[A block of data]
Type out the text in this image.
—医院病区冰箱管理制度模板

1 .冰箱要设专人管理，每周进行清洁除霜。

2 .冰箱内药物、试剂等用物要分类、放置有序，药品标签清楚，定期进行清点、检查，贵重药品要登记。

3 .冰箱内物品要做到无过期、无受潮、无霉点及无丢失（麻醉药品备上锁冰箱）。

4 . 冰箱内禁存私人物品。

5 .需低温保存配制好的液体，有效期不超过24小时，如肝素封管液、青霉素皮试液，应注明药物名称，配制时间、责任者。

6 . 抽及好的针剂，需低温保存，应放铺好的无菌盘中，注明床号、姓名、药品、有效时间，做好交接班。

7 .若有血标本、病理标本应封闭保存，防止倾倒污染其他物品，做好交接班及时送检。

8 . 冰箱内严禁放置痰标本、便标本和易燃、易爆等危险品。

Given request: The records above should all be quoted exactly, please.

Output for this exercise:
Type out the text in this image.
—医院病区冰箱管理制度模板

1 .冰箱要设专人管理，每周进行清洁除霜。

2 .冰箱内药物、试剂等用物要分类、放置有序，药品标签清楚，定期进行清点、检查，贵重药品要登记。

3 .冰箱内物品要做到无过期、无受潮、无霉点及无丢失（麻醉药品备上锁冰箱）。

4 . 冰箱内禁存私人物品。

5 .需低温保存配制好的液体，有效期不超过24小时，如肝素封管液、青霉素皮试液，应注明药物名称，配制时间、责任者。

6 . 抽及好的针剂，需低温保存，应放铺好的无菌盘中，注明床号、姓名、药品、有效时间，做好交接班。

7 .若有血标本、病理标本应封闭保存，防止倾倒污染其他物品，做好交接班及时送检。

8 . 冰箱内严禁放置痰标本、便标本和易燃、易爆等危险品。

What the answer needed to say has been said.